Task instructions:
Write the records out again exactly, leaving no images in.

- - -

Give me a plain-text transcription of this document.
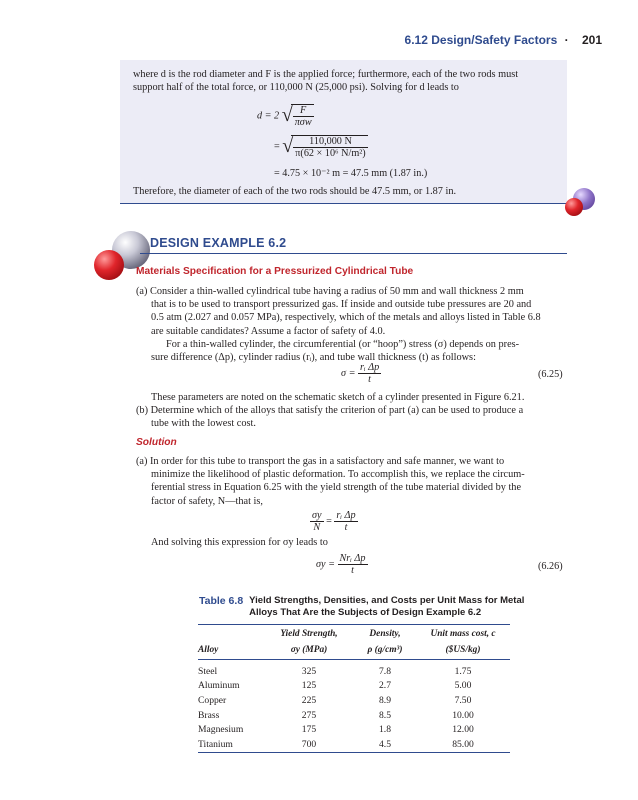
6.12 Design/Safety Factors · 201
where d is the rod diameter and F is the applied force; furthermore, each of the two rods must
support half of the total force, or 110,000 N (25,000 psi). Solving for d leads to
d = 2 √
$\frac{F}{\text{πσw}}$
= √
$\frac{110,000 N}{\text{π(62 × 10⁶ N/m²)}}$
= 4.75 × 10⁻² m = 47.5 mm (1.87 in.)
Therefore, the diameter of each of the two rods should be 47.5 mm, or 1.87 in.
DESIGN EXAMPLE 6.2
Materials Specification for a Pressurized Cylindrical Tube
(a) Consider a thin-walled cylindrical tube having a radius of 50 mm and wall thickness 2 mm
that is to be used to transport pressurized gas. If inside and outside tube pressures are 20 and
0.5 atm (2.027 and 0.057 MPa), respectively, which of the metals and alloys listed in Table 6.8
are suitable candidates? Assume a factor of safety of 4.0.
For a thin-walled cylinder, the circumferential (or “hoop”) stress (σ) depends on pres-
sure difference (Δp), cylinder radius (rᵢ), and tube wall thickness (t) as follows:
$\sigma = \frac{\text{rᵢ Δp}}{t}$	(6.25)
These parameters are noted on the schematic sketch of a cylinder presented in Figure 6.21.
(b) Determine which of the alloys that satisfy the criterion of part (a) can be used to produce a
tube with the lowest cost.
Solution
(a) In order for this tube to transport the gas in a satisfactory and safe manner, we want to
minimize the likelihood of plastic deformation. To accomplish this, we replace the circum-
ferential stress in Equation 6.25 with the yield strength of the tube material divided by the
factor of safety, N—that is,
$\frac{\sigma y}{N} = \frac{\text{rᵢ Δp}}{t}$
And solving this expression for σy leads to
$\sigma y = \frac{\text{Nrᵢ Δp}}{t}$	(6.26)
Table 6.8 Yield Strengths, Densities, and Costs per Unit Mass for Metal
Alloys That Are the Subjects of Design Example 6.2
	Yield Strength,	Density,	Unit mass cost, c
Alloy	σy (MPa)	ρ (g/cm³)	($US/kg)
Steel	325	7.8	1.75
Aluminum	125	2.7	5.00
Copper	225	8.9	7.50
Brass	275	8.5	10.00
Magnesium	175	1.8	12.00
Titanium	700	4.5	85.00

- - -

Output of the exercise:
Give me a plain-text transcription of this document.
6.12 Design/Safety Factors · 201
where d is the rod diameter and F is the applied force; furthermore, each of the two rods must
support half of the total force, or 110,000 N (25,000 psi). Solving for d leads to
d = 2 √
$\frac{F}{\text{πσw}}$
= √
$\frac{110,000 N}{\text{π(62 × 10⁶ N/m²)}}$
= 4.75 × 10⁻² m = 47.5 mm (1.87 in.)
Therefore, the diameter of each of the two rods should be 47.5 mm, or 1.87 in.
DESIGN EXAMPLE 6.2
Materials Specification for a Pressurized Cylindrical Tube
(a) Consider a thin-walled cylindrical tube having a radius of 50 mm and wall thickness 2 mm
that is to be used to transport pressurized gas. If inside and outside tube pressures are 20 and
0.5 atm (2.027 and 0.057 MPa), respectively, which of the metals and alloys listed in Table 6.8
are suitable candidates? Assume a factor of safety of 4.0.
For a thin-walled cylinder, the circumferential (or “hoop”) stress (σ) depends on pres-
sure difference (Δp), cylinder radius (rᵢ), and tube wall thickness (t) as follows:
$\sigma = \frac{\text{rᵢ Δp}}{t}$	(6.25)
These parameters are noted on the schematic sketch of a cylinder presented in Figure 6.21.
(b) Determine which of the alloys that satisfy the criterion of part (a) can be used to produce a
tube with the lowest cost.
Solution
(a) In order for this tube to transport the gas in a satisfactory and safe manner, we want to
minimize the likelihood of plastic deformation. To accomplish this, we replace the circum-
ferential stress in Equation 6.25 with the yield strength of the tube material divided by the
factor of safety, N—that is,
$\frac{\sigma y}{N} = \frac{\text{rᵢ Δp}}{t}$
And solving this expression for σy leads to
$\sigma y = \frac{\text{Nrᵢ Δp}}{t}$	(6.26)
Table 6.8 Yield Strengths, Densities, and Costs per Unit Mass for Metal
Alloys That Are the Subjects of Design Example 6.2
	Yield Strength,	Density,	Unit mass cost, c
Alloy	σy (MPa)	ρ (g/cm³)	($US/kg)
Steel	325	7.8	1.75
Aluminum	125	2.7	5.00
Copper	225	8.9	7.50
Brass	275	8.5	10.00
Magnesium	175	1.8	12.00
Titanium	700	4.5	85.00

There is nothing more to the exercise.